One Price Promise
One Price.
One Person.
One Hour.
What we quote online is what you sign for in Memphis.
Zero documentary fees. Zero forced add-ons. Whatever shows up on your phone is what shows up on the buyer's order, with only the taxes and registration costs your state requires layered on at the end.
Here's what we stripped out.
Zero Documentary Fees
The 995 dollar processing line that used to sit at the bottom of every contract is gone. Whatever Tennessee dealers around us call it, predelivery, doc, dealer prep, we don't add anything in that category.
Nothing Bolted On
Window etching, pinstriping, nitrogen in the tires, paint sealant. If we put it on the vehicle, it's because you asked for it during the purchase, not because we marked it up before you walked in.
Math That Holds
Take the listed price. Add Tennessee's sales tax for your county and the state title and registration cost. That total is the final number. No quiet additions between the test drive and the signature.
A slogan only matters if the contract backs it up.
Tennessee law is unusual on this. Under T.C.A. 55-17-114, Tennessee dealers are explicitly authorized to charge a document preparation fee on top of the vehicle price, as long as it's disclosed on the contract before signing. So nearly every dealer in the Mid-South charges one, and it's almost always legal, and it's almost always a surprise to the buyer.
We sat with that practice for a long time. The longer we sat with it, the more it conflicted with the words on our showroom wall. One Price. One Person. One Hour. A 995 dollar fee tucked into the back half of the buyer's order is none of those things. It is an extra price, an extra negotiation, and an extra fifteen minutes you didn't sign up for.
So we got rid of it. Not because the law required us to. Because the slogan did.
What's changing in the industry around us.
For years, the gap between the advertised number and the contract number was treated as standard practice across the auto retail business. That's starting to break down. In March 2026, the FTC issued warning letters to 97 major dealer groups, explicitly stating that the price a dealer advertises must include every fee the buyer is required to pay. That same month, Cars.com updated its dealer listing policy to require dealers to display a complete, all-in price on their listings or risk being suspended. CarGurus enforces a similar rule. Autotrader followed in April 2026, launching tools that reward dealers with better placement when they include dealer fees in their listed price.
Tennessee state law still permits dealers to advertise without the fee. Most dealers in this market still do. So the disclosure happens, but it happens late.
Our approach is the simpler one. The number on the website is the number on the contract.
What gets added at the end, and why.
The only line items between our advertised price and your final out-the-door total are the ones the state of Tennessee, or whatever state you're registering in, requires us to collect on its behalf. We don't set them, we don't profit on them, and we can quote them exactly once we know where you'll be registering the vehicle.
Tennessee Sales Tax
Tennessee charges 7 percent state sales tax on motor vehicles, plus a local option rate that varies by county and city, typically adding another 2 to 2.75 percent. We collect what your registering county requires.

·····

*EXERCISE*:
Could you continue the One Price Promise page, picking up right after its final sentence?

·····

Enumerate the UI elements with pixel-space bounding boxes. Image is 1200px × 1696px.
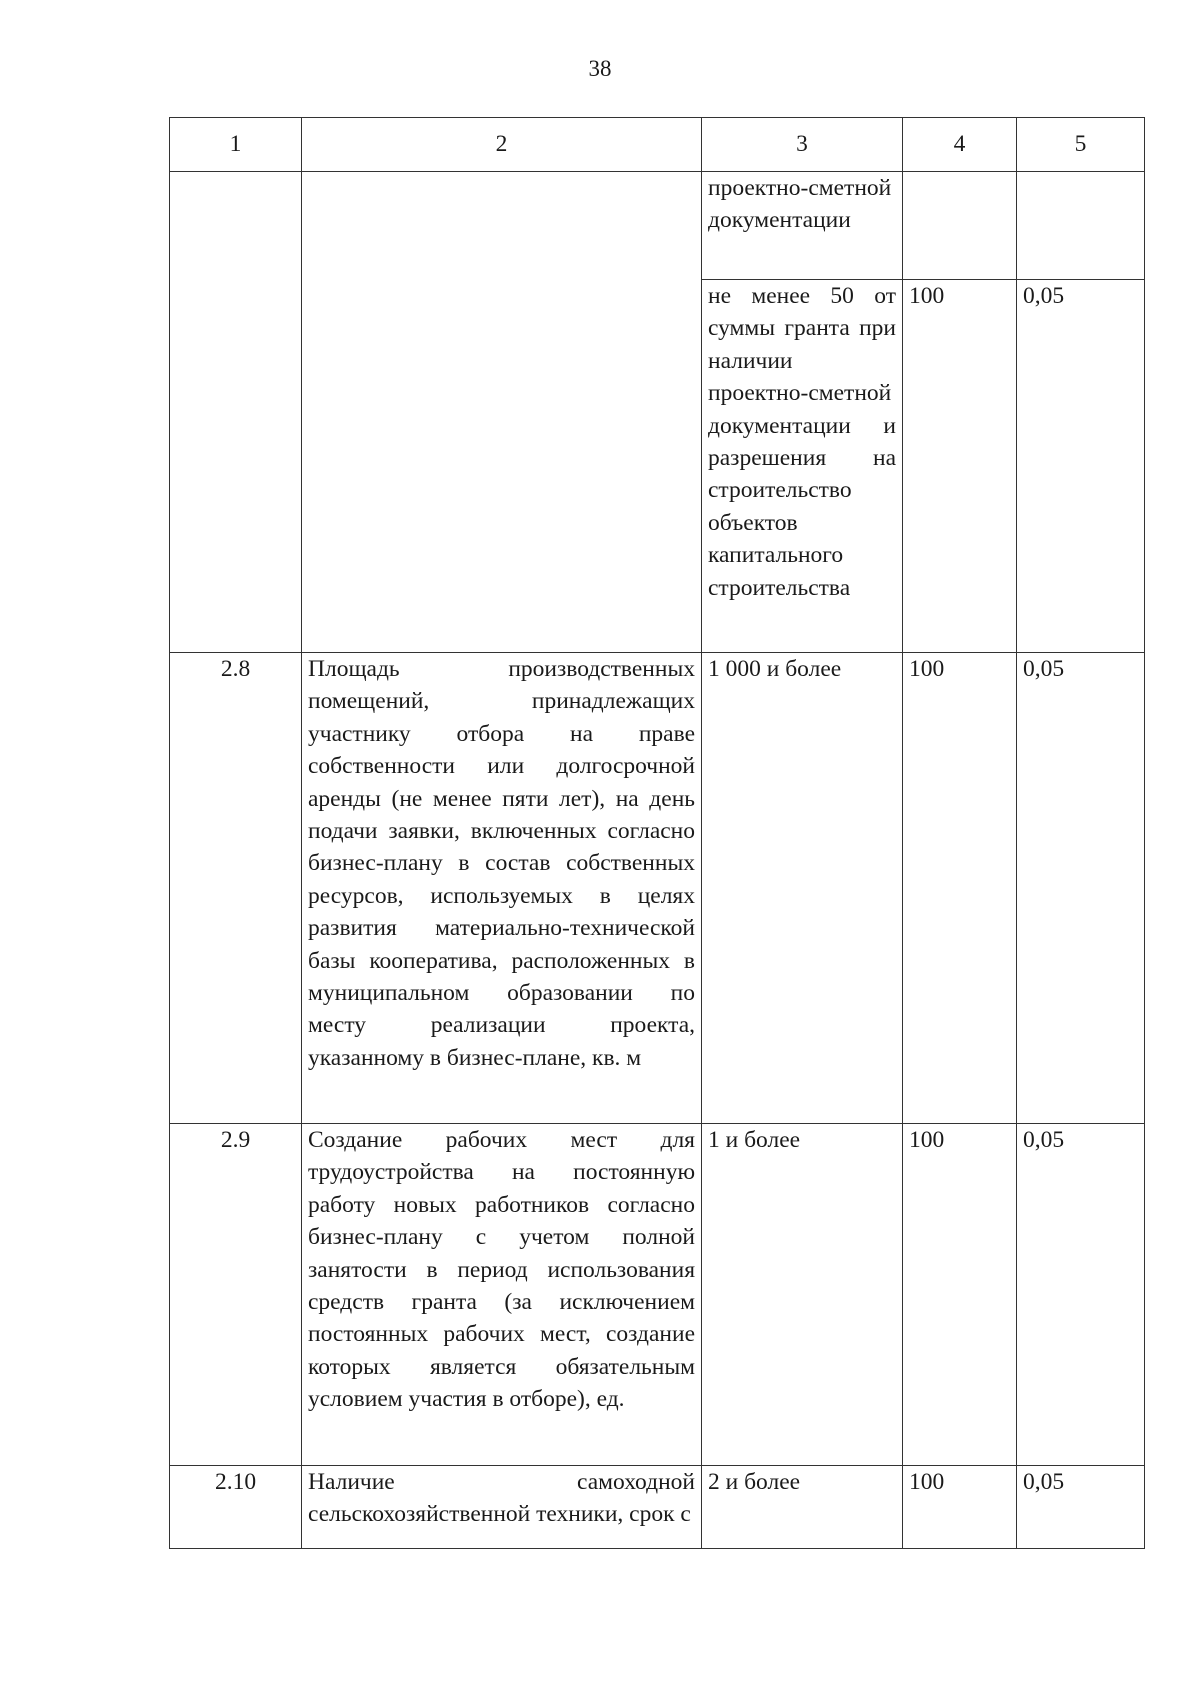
- criterion-cell: Площадь производственных помещений, принадлежащих участнику отбора на праве собственности или долгосрочной аренды (не менее пяти лет), на день подачи заявки, включенных согласно бизнес-плану в состав собственных ресурсов, используемых в целях развития материально-технической базы кооператива, расположенных в муниципальном образовании по месту реализации проекта, указанному в бизнес-плане, кв. м: [302, 653, 702, 1124]
- criterion-cell: [302, 172, 702, 653]
- points-cell: 100: [903, 1124, 1017, 1466]
- weight-cell: [1017, 172, 1145, 280]
- header-cell: 4: [903, 118, 1017, 172]
- page-number: 38: [588, 56, 612, 81]
- points-cell: 100: [903, 280, 1017, 653]
- header-cell: 5: [1017, 118, 1145, 172]
- row-number-cell: 2.8: [170, 653, 302, 1124]
- header-cell: 2: [302, 118, 702, 172]
- weight-cell: 0,05: [1017, 653, 1145, 1124]
- weight-cell: 0,05: [1017, 280, 1145, 653]
- criterion-cell: Создание рабочих мест для трудоустройства на постоянную работу новых работников согласно бизнес-плану с учетом полной занятости в период использования средств гранта (за исключением постоянных рабочих мест, создание которых является обязательным условием участия в отборе), ед.: [302, 1124, 702, 1466]
- header-cell: 1: [170, 118, 302, 172]
- table-row: [170, 1124, 1145, 1466]
- points-cell: [903, 172, 1017, 280]
- criteria-table: [169, 117, 1145, 1549]
- table-header-row: [170, 118, 1145, 172]
- row-number-cell: 2.10: [170, 1466, 302, 1549]
- value-cell: проектно-сметной документации: [702, 172, 903, 280]
- table-row: [170, 653, 1145, 1124]
- table-row: [170, 172, 1145, 280]
- criterion-cell: Наличие самоходной сельскохозяйственной техники, срок с: [302, 1466, 702, 1549]
- value-cell: 1 000 и более: [702, 653, 903, 1124]
- value-cell: не менее 50 от суммы гранта при наличии проектно-сметной документации и разрешения на строительство объектов капитального строительства: [702, 280, 903, 653]
- value-cell: 2 и более: [702, 1466, 903, 1549]
- weight-cell: 0,05: [1017, 1466, 1145, 1549]
- row-number-cell: [170, 172, 302, 653]
- header-cell: 3: [702, 118, 903, 172]
- table-row: [170, 1466, 1145, 1549]
- weight-cell: 0,05: [1017, 1124, 1145, 1466]
- row-number-cell: 2.9: [170, 1124, 302, 1466]
- points-cell: 100: [903, 1466, 1017, 1549]
- value-cell: 1 и более: [702, 1124, 903, 1466]
- points-cell: 100: [903, 653, 1017, 1124]
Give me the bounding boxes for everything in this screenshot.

·····

*EXPECTED ANSWER*:
Title Transfer
A fixed cost charged by the Tennessee county clerk's office to put the vehicle in your name. The number is set by the state, not the dealer.
Plate & Registration
The license plate and the annual registration that go with it. Cost depends on your county of residence and the vehicle's classification. Required before you can legally drive home.
If we offer it, you can refuse it.
Plenty of finance office products make sense for plenty of buyers. Service contracts, GAP insurance, tire and wheel coverage, key replacement. We sell them. We don't require them, and the price you got on the truck does not move based on whether you say yes or no.
- The vehicle price gets settled before any aftermarket product enters the conversation. The two negotiations stay separate.
- Decline everything in the finance office and your bottom line is whatever Tennessee taxes and registration cost on top of the price you came in for. Walk-away-clean is always an option.
- Anything we offer comes with a plain explanation of what it covers, what it costs per month, and what scenarios it actually pays out in. No mystery line items.
- Your APR is set by your lender based on your credit, not by whether you bought a service contract. Saying no to F&I products does not move the rate.
What Mid-South buyers have been asking.
What exactly is a dealer doc fee?
It goes by a handful of names, documentary fee, doc fee, dealer prep, processing fee, predelivery service charge, and it's the dealership's own internal charge for the time it takes to handle title work and other paperwork on a sale. It is not a state charge. It is not a federal charge. It is set by each dealer.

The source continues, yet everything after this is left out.